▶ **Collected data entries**
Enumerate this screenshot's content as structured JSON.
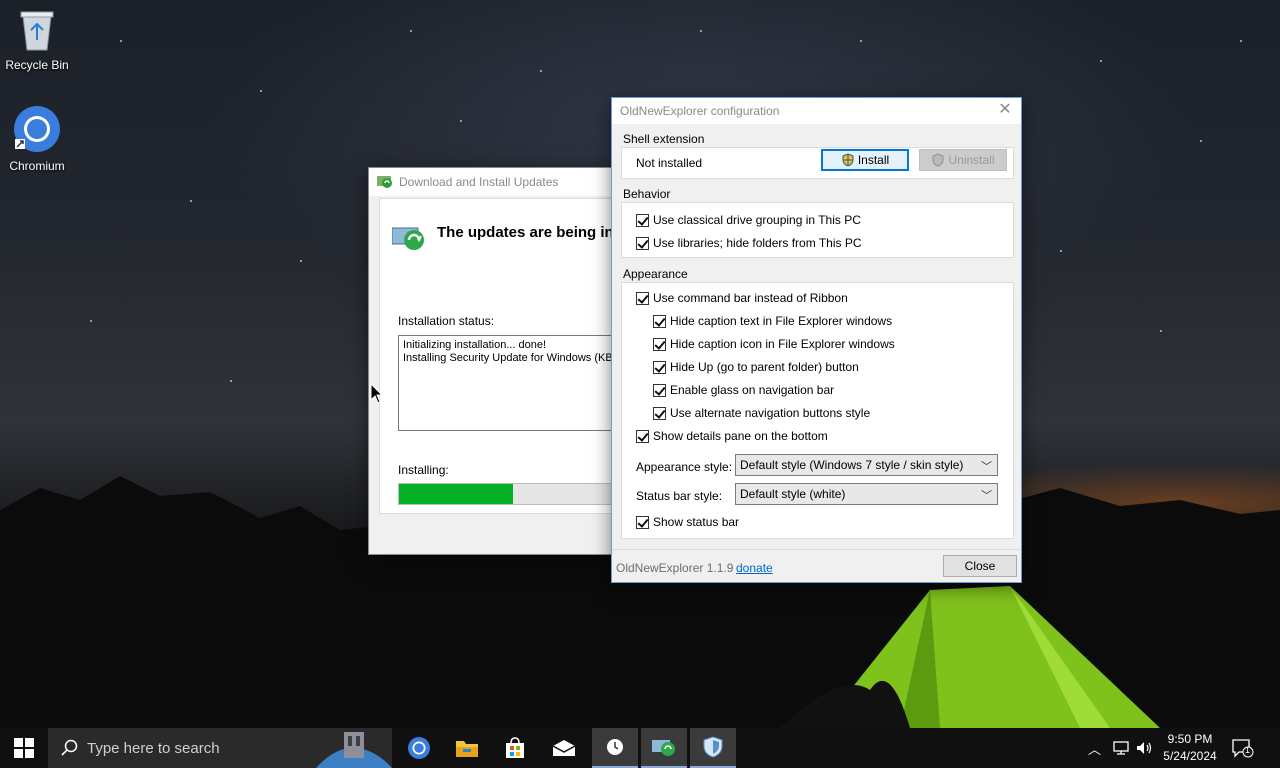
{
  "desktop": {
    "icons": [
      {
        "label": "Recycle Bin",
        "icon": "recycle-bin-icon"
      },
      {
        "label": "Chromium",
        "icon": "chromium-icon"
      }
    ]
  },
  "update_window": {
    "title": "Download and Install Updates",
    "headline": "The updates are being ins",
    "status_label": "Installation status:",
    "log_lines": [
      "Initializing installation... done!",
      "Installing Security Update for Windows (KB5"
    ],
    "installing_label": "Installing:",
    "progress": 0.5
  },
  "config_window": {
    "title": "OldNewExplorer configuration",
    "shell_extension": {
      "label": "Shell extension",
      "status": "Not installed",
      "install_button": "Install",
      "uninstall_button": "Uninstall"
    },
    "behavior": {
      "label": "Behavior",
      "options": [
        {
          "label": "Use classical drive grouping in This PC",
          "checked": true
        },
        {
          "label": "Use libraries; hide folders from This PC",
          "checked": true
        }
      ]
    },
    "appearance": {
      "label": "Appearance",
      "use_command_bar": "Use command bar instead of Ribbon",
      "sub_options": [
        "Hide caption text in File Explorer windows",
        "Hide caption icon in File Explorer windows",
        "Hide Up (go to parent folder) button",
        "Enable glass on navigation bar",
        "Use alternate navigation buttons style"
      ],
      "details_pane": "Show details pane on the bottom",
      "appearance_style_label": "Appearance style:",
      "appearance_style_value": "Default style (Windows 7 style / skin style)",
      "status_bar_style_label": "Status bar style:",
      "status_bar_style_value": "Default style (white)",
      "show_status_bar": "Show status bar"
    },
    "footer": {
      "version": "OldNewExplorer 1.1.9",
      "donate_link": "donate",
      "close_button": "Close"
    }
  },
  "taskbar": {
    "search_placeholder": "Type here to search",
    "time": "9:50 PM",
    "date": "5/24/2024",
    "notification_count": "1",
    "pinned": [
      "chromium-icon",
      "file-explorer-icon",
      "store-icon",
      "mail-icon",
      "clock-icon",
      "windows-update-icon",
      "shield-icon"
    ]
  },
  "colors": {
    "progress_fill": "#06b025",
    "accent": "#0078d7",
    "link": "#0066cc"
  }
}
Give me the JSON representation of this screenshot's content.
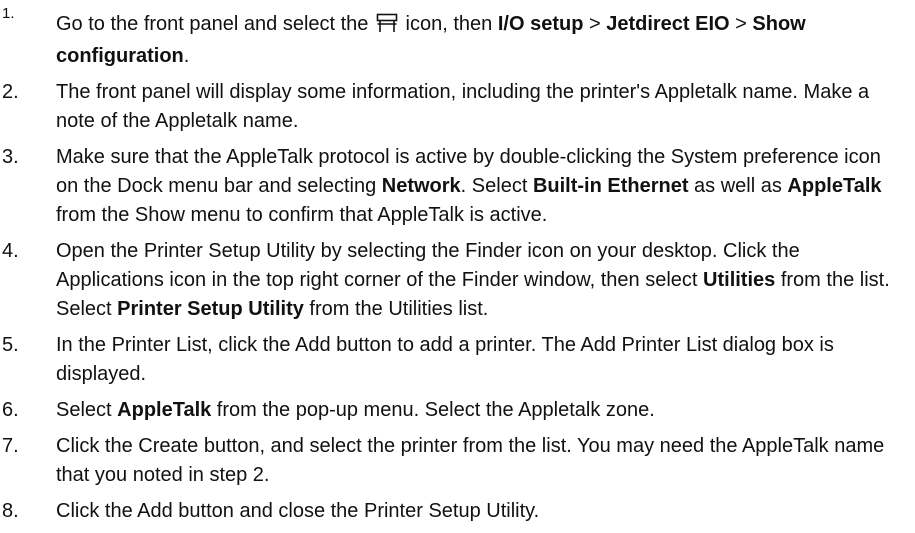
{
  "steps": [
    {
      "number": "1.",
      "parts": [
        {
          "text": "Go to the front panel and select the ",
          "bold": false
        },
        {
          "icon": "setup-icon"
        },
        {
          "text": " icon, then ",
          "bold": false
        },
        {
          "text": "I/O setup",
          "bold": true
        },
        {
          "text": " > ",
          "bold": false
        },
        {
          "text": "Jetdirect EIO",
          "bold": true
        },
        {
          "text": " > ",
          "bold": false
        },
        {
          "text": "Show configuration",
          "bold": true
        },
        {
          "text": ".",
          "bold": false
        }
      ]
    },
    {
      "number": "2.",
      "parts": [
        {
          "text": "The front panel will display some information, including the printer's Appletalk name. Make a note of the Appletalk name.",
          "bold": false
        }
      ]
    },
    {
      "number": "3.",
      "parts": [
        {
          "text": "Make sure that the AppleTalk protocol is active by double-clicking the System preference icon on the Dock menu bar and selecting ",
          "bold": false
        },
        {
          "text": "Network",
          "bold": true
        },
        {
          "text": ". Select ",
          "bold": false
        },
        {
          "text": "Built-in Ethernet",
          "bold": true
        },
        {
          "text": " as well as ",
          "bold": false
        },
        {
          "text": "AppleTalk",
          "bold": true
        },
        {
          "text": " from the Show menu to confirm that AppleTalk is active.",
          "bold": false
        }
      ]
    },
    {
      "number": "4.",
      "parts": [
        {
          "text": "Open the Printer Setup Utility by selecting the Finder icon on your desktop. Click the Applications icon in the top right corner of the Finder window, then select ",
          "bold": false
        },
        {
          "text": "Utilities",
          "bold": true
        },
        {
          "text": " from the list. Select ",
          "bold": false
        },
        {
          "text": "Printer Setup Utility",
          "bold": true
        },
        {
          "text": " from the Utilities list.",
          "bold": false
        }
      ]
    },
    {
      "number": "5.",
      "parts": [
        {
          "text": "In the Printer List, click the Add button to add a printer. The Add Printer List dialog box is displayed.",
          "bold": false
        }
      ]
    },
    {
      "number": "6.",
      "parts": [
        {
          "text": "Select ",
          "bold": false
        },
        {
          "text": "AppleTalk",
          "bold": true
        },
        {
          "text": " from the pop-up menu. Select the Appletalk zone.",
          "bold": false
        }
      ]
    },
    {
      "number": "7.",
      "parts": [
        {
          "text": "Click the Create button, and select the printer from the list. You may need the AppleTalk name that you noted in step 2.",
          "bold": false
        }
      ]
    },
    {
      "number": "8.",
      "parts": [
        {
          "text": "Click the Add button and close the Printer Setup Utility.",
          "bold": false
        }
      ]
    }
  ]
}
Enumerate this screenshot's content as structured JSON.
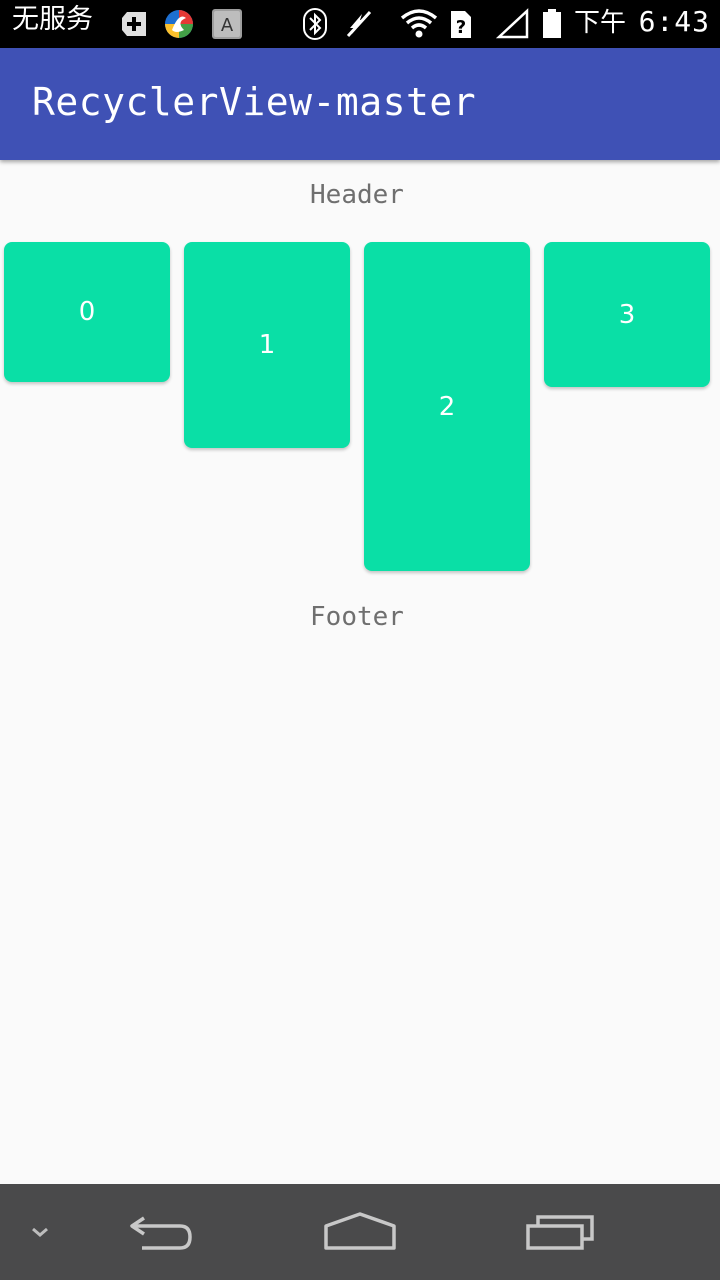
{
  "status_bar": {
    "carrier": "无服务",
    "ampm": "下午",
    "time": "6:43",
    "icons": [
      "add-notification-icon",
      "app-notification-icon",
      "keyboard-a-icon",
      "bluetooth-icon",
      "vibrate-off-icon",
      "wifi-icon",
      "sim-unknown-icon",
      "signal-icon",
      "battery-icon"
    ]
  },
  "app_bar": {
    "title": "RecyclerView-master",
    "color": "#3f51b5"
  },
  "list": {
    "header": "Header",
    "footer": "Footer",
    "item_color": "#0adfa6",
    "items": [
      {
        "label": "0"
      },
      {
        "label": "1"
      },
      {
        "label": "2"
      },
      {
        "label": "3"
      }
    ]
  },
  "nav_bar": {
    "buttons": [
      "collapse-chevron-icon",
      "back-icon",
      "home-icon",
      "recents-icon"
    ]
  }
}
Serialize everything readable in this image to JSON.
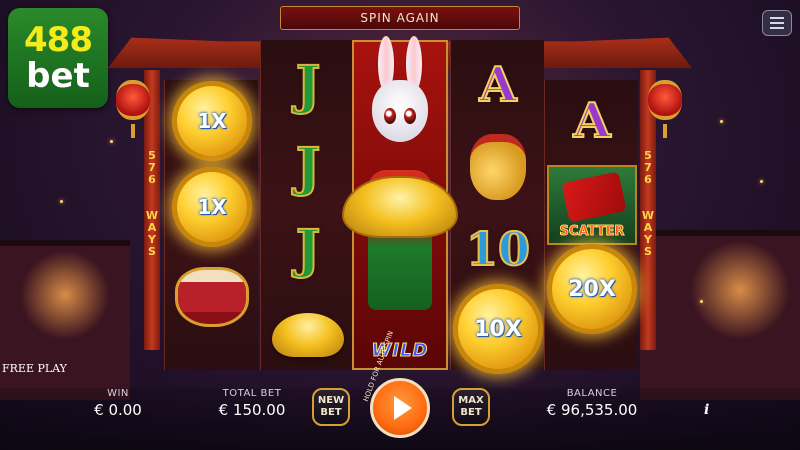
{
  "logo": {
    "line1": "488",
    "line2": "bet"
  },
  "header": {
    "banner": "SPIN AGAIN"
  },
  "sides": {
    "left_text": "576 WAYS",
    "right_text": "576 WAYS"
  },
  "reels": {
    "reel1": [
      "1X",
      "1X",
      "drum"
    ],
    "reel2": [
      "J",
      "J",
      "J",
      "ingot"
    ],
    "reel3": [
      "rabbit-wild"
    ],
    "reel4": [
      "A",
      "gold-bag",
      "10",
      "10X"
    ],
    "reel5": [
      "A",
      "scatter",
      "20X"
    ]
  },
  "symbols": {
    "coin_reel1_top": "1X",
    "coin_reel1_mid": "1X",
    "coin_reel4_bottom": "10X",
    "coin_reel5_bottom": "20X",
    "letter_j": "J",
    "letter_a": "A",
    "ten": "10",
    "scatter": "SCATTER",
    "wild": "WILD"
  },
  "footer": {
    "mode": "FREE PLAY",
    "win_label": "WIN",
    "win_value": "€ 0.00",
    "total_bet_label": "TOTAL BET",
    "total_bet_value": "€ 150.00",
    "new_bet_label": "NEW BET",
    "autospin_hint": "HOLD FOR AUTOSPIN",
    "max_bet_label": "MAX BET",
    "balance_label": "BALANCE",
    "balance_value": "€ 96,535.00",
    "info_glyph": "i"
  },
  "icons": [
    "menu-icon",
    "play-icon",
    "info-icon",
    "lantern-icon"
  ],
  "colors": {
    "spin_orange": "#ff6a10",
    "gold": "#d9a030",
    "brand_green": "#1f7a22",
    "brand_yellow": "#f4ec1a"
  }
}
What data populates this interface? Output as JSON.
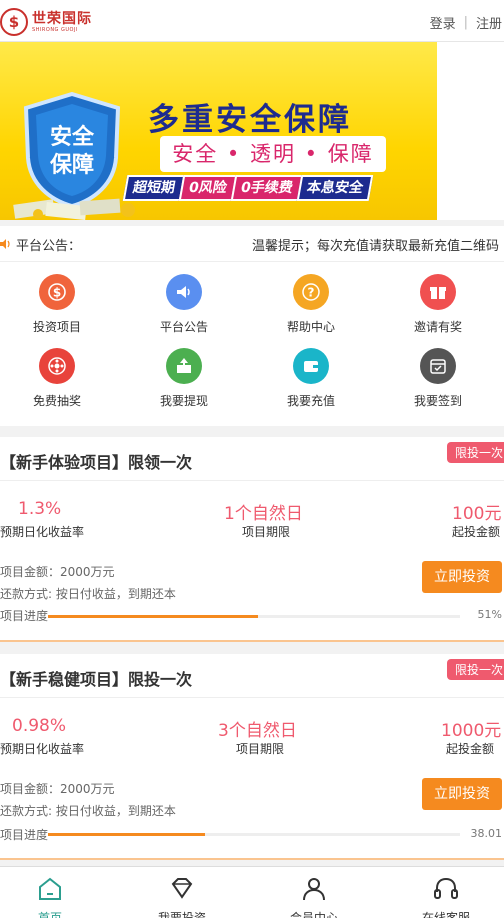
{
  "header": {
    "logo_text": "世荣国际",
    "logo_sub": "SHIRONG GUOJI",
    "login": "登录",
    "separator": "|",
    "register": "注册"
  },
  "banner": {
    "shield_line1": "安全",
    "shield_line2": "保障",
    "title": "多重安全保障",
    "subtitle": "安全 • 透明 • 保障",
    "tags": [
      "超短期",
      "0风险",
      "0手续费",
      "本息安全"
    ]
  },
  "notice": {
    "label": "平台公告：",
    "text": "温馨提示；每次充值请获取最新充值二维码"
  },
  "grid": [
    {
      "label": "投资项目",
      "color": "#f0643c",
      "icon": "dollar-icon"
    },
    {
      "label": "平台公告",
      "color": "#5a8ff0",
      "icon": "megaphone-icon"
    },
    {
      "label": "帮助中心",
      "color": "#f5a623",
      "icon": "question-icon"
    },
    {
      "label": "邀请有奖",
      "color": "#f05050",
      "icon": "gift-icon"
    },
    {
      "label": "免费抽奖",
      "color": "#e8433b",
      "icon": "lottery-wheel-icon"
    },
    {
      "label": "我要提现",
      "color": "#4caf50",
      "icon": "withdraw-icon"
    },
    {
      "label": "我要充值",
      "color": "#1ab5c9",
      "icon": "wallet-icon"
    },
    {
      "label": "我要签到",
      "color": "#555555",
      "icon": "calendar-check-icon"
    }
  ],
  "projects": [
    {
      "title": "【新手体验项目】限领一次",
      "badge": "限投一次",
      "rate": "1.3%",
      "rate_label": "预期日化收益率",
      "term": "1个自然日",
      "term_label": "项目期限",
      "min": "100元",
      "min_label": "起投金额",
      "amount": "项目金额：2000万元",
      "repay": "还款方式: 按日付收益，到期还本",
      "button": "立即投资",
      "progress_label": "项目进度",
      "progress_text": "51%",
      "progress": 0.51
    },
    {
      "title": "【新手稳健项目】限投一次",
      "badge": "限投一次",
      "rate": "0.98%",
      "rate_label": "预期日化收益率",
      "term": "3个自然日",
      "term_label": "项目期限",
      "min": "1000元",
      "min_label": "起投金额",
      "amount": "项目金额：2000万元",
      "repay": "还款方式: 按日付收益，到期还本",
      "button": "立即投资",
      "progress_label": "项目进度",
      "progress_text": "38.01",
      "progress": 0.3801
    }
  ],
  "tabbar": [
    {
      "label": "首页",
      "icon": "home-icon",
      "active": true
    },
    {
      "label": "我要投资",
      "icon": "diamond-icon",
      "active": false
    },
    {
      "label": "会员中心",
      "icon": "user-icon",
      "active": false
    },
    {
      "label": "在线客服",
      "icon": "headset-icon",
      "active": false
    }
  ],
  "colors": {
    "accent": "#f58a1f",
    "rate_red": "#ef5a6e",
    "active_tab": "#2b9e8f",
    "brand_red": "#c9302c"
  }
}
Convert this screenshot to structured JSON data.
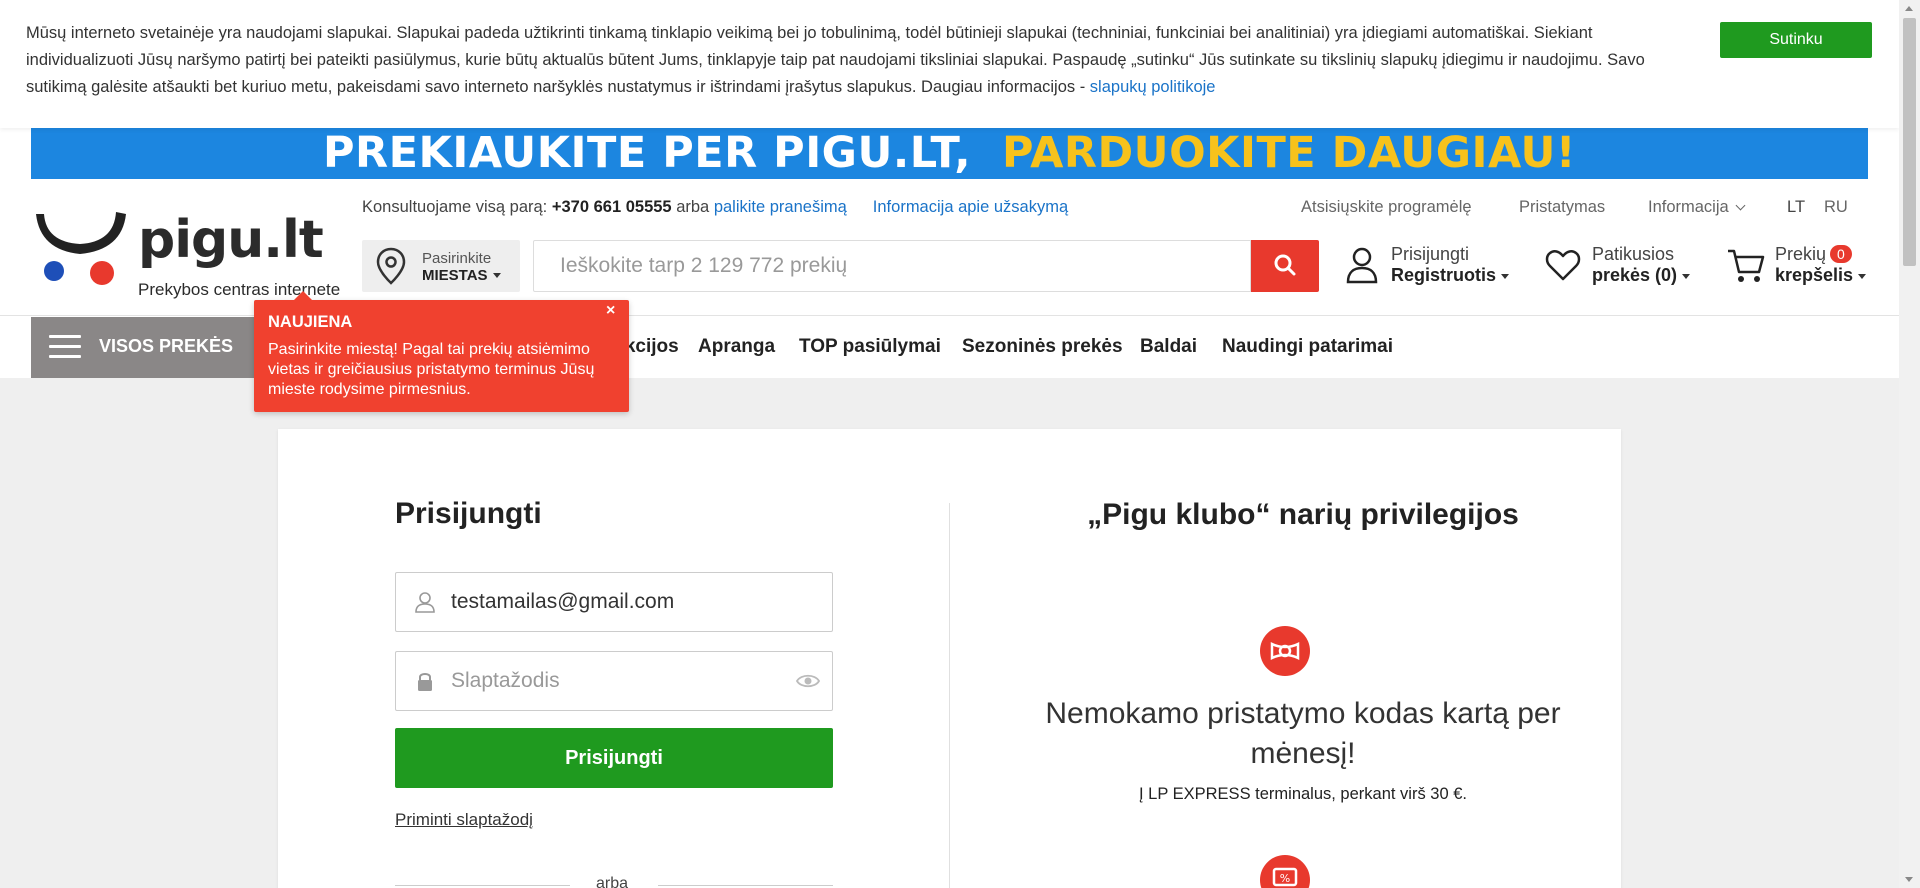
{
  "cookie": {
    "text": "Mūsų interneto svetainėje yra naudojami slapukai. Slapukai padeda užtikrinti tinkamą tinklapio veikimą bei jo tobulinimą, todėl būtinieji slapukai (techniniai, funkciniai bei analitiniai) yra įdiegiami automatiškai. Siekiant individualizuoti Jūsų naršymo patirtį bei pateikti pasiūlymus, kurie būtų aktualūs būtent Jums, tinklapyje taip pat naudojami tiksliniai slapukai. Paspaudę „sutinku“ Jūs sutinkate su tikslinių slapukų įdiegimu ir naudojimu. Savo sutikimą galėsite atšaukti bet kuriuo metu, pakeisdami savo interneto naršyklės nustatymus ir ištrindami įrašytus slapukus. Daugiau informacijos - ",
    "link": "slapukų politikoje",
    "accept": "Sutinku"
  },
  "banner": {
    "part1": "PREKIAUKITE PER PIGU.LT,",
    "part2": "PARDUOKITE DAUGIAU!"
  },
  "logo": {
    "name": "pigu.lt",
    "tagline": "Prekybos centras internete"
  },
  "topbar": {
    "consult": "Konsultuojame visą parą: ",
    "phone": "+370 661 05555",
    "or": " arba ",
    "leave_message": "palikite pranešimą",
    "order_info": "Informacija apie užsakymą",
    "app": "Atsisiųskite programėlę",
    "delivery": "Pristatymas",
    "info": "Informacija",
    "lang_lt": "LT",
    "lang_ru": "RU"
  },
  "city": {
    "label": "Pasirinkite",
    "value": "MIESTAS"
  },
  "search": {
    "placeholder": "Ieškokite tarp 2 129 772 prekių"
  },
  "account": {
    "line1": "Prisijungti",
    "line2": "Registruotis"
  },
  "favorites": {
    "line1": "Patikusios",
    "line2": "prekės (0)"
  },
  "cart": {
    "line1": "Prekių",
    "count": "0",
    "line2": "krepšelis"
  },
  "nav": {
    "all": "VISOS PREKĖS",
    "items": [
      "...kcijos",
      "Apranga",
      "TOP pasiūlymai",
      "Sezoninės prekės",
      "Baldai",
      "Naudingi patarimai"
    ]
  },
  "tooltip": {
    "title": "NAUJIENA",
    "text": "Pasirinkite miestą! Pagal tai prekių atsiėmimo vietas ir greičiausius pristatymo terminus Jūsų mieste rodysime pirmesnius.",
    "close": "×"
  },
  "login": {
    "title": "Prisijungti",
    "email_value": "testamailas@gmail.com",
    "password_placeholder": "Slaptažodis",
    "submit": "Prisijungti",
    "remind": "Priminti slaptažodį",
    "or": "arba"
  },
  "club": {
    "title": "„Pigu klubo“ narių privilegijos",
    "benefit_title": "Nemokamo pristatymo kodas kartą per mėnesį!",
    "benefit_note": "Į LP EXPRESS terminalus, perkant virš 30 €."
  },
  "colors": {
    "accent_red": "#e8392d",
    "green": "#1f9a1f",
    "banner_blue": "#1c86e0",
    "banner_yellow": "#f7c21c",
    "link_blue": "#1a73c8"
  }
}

▶ **Your goal**
Find the word "Informacija" in the records and pull out each line that has it.

▶ **Result of the task**
    "order_info": "Informacija apie užsakymą",
    "info": "Informacija",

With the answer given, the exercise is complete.